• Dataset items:
◆ ◆ ◆
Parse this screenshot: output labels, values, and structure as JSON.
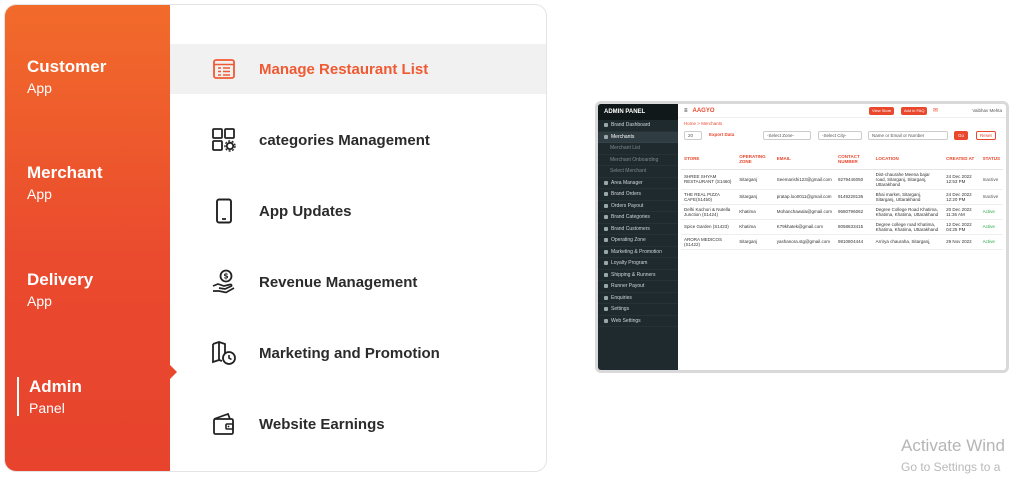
{
  "sidebar": {
    "items": [
      {
        "title": "Customer",
        "sub": "App"
      },
      {
        "title": "Merchant",
        "sub": "App"
      },
      {
        "title": "Delivery",
        "sub": "App"
      },
      {
        "title": "Admin",
        "sub": "Panel"
      }
    ],
    "active_index": 3
  },
  "menu": {
    "items": [
      {
        "label": "Manage Restaurant List",
        "icon": "list-icon"
      },
      {
        "label": "categories Management",
        "icon": "categories-icon"
      },
      {
        "label": "App Updates",
        "icon": "phone-icon"
      },
      {
        "label": "Revenue Management",
        "icon": "revenue-icon"
      },
      {
        "label": "Marketing and Promotion",
        "icon": "map-clock-icon"
      },
      {
        "label": "Website Earnings",
        "icon": "wallet-icon"
      }
    ],
    "active_index": 0
  },
  "admin": {
    "panel_title": "ADMIN PANEL",
    "brand": "AAGYO",
    "view_store": "View Store",
    "add_faq": "Add in FAQ",
    "user": "Vaibhav Mehta",
    "breadcrumb": "Home > Merchants",
    "side_items": [
      {
        "label": "Brand Dashboard",
        "type": "item"
      },
      {
        "label": "Merchants",
        "type": "active"
      },
      {
        "label": "Merchant List",
        "type": "sub"
      },
      {
        "label": "Merchant Onboarding",
        "type": "sub"
      },
      {
        "label": "Select Merchant",
        "type": "sub"
      },
      {
        "label": "Area Manager",
        "type": "item"
      },
      {
        "label": "Brand Orders",
        "type": "item"
      },
      {
        "label": "Orders Payout",
        "type": "item"
      },
      {
        "label": "Brand Categories",
        "type": "item"
      },
      {
        "label": "Brand Customers",
        "type": "item"
      },
      {
        "label": "Operating Zone",
        "type": "item"
      },
      {
        "label": "Marketing & Promotion",
        "type": "item"
      },
      {
        "label": "Loyalty Program",
        "type": "item"
      },
      {
        "label": "Shipping & Runners",
        "type": "item"
      },
      {
        "label": "Runner Payout",
        "type": "item"
      },
      {
        "label": "Enquiries",
        "type": "item"
      },
      {
        "label": "Settings",
        "type": "item"
      },
      {
        "label": "Web Settings",
        "type": "item"
      }
    ],
    "filters": {
      "per_page": "20",
      "export": "Export Data",
      "zone": "-Select Zone-",
      "city": "-Select City-",
      "search_placeholder": "Name or Email or Number",
      "go": "Go",
      "reset": "Reset"
    },
    "table": {
      "headers": [
        "STORE",
        "OPERATING ZONE",
        "EMAIL",
        "CONTACT NUMBER",
        "LOCATION",
        "CREATED AT",
        "STATUS"
      ],
      "rows": [
        [
          "SHREE SHYAM RESTAURANT (S1460)",
          "Sitarganj",
          "Seemarishi123@gmail.com",
          "9279446050",
          "Dist-chaurahe Meena bajar road, Sitarganj, Sitarganj, Uttarakhand",
          "24 Dec 2022 12:53 PM",
          "Inactive"
        ],
        [
          "THE REAL PIZZA CAFE(S1450)",
          "Sitarganj",
          "pratap.loo0011@gmail.com",
          "9149228136",
          "Bhai market, Sitarganj, Sitarganj, Uttarakhand",
          "24 Dec 2022 12:20 PM",
          "Inactive"
        ],
        [
          "Delhi Kachori & Nutella Junction (S1424)",
          "Khatima",
          "Mohanchawala@gmail.com",
          "9580796062",
          "Degree College Road Khatima, Khatima, Khatima, Uttarakhand",
          "20 Dec 2022 11:36 AM",
          "Active"
        ],
        [
          "Spice Garden (S1423)",
          "Khatima",
          "K79khatek@gmail.com",
          "8058633415",
          "Degree college road Khatima, Khatima, Khatima, Uttarakhand",
          "12 Dec 2022 04:25 PM",
          "Active"
        ],
        [
          "ARORA MEDICOS (S1422)",
          "Sitarganj",
          "yashanora.stg@gmail.com",
          "9810804444",
          "Arrirya chauraha, Sitarganj,",
          "29 Nov 2022",
          "Active"
        ]
      ]
    }
  },
  "watermark": {
    "line1": "Activate Wind",
    "line2": "Go to Settings to a"
  },
  "colors": {
    "accent": "#ef5a33",
    "sidebar_gradient_top": "#f26b2b",
    "sidebar_gradient_bottom": "#e7432d",
    "admin_sidebar": "#1f2a2e",
    "status_active": "#2aa84a"
  }
}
◆ ◆ ◆
• What is asked: Search the entries for "Management" and copy out each line that has it.

• Result for this exercise:
        "label": "categories Management",
        "label": "Revenue Management",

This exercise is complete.